** Start of TASK INPUTS **

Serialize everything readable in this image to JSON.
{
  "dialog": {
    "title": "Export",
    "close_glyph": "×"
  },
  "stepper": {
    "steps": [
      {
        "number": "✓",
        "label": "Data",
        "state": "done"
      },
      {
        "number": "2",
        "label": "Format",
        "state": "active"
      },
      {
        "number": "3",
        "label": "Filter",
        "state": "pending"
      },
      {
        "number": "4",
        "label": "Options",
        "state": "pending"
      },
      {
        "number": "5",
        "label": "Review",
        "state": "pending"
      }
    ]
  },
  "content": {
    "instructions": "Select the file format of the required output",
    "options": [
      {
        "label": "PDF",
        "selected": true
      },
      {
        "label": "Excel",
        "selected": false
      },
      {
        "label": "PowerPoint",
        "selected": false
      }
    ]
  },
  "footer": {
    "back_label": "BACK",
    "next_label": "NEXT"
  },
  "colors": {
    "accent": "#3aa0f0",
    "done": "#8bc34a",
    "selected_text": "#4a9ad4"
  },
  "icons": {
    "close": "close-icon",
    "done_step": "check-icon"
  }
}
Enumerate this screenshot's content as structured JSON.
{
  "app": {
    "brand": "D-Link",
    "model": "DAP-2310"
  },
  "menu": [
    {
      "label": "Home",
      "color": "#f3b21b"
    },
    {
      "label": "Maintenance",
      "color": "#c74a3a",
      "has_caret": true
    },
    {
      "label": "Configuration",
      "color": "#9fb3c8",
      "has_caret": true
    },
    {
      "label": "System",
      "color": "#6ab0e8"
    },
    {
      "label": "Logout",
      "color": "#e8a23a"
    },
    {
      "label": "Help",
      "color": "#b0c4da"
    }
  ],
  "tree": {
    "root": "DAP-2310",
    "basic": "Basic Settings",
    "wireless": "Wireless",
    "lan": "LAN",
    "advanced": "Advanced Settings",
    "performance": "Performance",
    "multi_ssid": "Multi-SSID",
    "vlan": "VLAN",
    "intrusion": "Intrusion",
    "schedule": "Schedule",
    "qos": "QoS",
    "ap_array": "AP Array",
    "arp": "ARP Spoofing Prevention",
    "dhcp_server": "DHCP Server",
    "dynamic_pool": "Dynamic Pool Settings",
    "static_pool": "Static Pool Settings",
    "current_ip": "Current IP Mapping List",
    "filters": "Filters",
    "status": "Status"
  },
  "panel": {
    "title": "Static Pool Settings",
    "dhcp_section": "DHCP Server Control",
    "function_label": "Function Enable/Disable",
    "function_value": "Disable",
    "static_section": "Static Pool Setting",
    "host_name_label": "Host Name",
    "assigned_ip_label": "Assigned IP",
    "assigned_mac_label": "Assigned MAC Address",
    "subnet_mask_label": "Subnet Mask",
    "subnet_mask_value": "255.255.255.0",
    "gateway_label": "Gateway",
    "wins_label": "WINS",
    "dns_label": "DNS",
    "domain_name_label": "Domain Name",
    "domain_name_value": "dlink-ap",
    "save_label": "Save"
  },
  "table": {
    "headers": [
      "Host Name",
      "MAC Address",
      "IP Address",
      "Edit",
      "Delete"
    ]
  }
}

** End of TASK INPUTS **

• **TASK REQUIREMENTS**: Retype the data exactly as given.

• **CORRECT RESPONSE**:
Serialize everything readable in this image to JSON.
{
  "dialog": {
    "title": "Export",
    "close_glyph": "×"
  },
  "stepper": {
    "steps": [
      {
        "number": "✓",
        "label": "Data",
        "state": "done"
      },
      {
        "number": "2",
        "label": "Format",
        "state": "active"
      },
      {
        "number": "3",
        "label": "Filter",
        "state": "pending"
      },
      {
        "number": "4",
        "label": "Options",
        "state": "pending"
      },
      {
        "number": "5",
        "label": "Review",
        "state": "pending"
      }
    ]
  },
  "content": {
    "instructions": "Select the file format of the required output",
    "options": [
      {
        "label": "PDF",
        "selected": true
      },
      {
        "label": "Excel",
        "selected": false
      },
      {
        "label": "PowerPoint",
        "selected": false
      }
    ]
  },
  "footer": {
    "back_label": "BACK",
    "next_label": "NEXT"
  },
  "colors": {
    "accent": "#3aa0f0",
    "done": "#8bc34a",
    "selected_text": "#4a9ad4"
  },
  "icons": {
    "close": "close-icon",
    "done_step": "check-icon"
  }
}
Enumerate this screenshot's content as structured JSON.
{
  "app": {
    "brand": "D-Link",
    "model": "DAP-2310"
  },
  "menu": [
    {
      "label": "Home",
      "color": "#f3b21b"
    },
    {
      "label": "Maintenance",
      "color": "#c74a3a",
      "has_caret": true
    },
    {
      "label": "Configuration",
      "color": "#9fb3c8",
      "has_caret": true
    },
    {
      "label": "System",
      "color": "#6ab0e8"
    },
    {
      "label": "Logout",
      "color": "#e8a23a"
    },
    {
      "label": "Help",
      "color": "#b0c4da"
    }
  ],
  "tree": {
    "root": "DAP-2310",
    "basic": "Basic Settings",
    "wireless": "Wireless",
    "lan": "LAN",
    "advanced": "Advanced Settings",
    "performance": "Performance",
    "multi_ssid": "Multi-SSID",
    "vlan": "VLAN",
    "intrusion": "Intrusion",
    "schedule": "Schedule",
    "qos": "QoS",
    "ap_array": "AP Array",
    "arp": "ARP Spoofing Prevention",
    "dhcp_server": "DHCP Server",
    "dynamic_pool": "Dynamic Pool Settings",
    "static_pool": "Static Pool Settings",
    "current_ip": "Current IP Mapping List",
    "filters": "Filters",
    "status": "Status"
  },
  "panel": {
    "title": "Static Pool Settings",
    "dhcp_section": "DHCP Server Control",
    "function_label": "Function Enable/Disable",
    "function_value": "Disable",
    "static_section": "Static Pool Setting",
    "host_name_label": "Host Name",
    "assigned_ip_label": "Assigned IP",
    "assigned_mac_label": "Assigned MAC Address",
    "subnet_mask_label": "Subnet Mask",
    "subnet_mask_value": "255.255.255.0",
    "gateway_label": "Gateway",
    "wins_label": "WINS",
    "dns_label": "DNS",
    "domain_name_label": "Domain Name",
    "domain_name_value": "dlink-ap",
    "save_label": "Save"
  },
  "table": {
    "headers": [
      "Host Name",
      "MAC Address",
      "IP Address",
      "Edit",
      "Delete"
    ]
  }
}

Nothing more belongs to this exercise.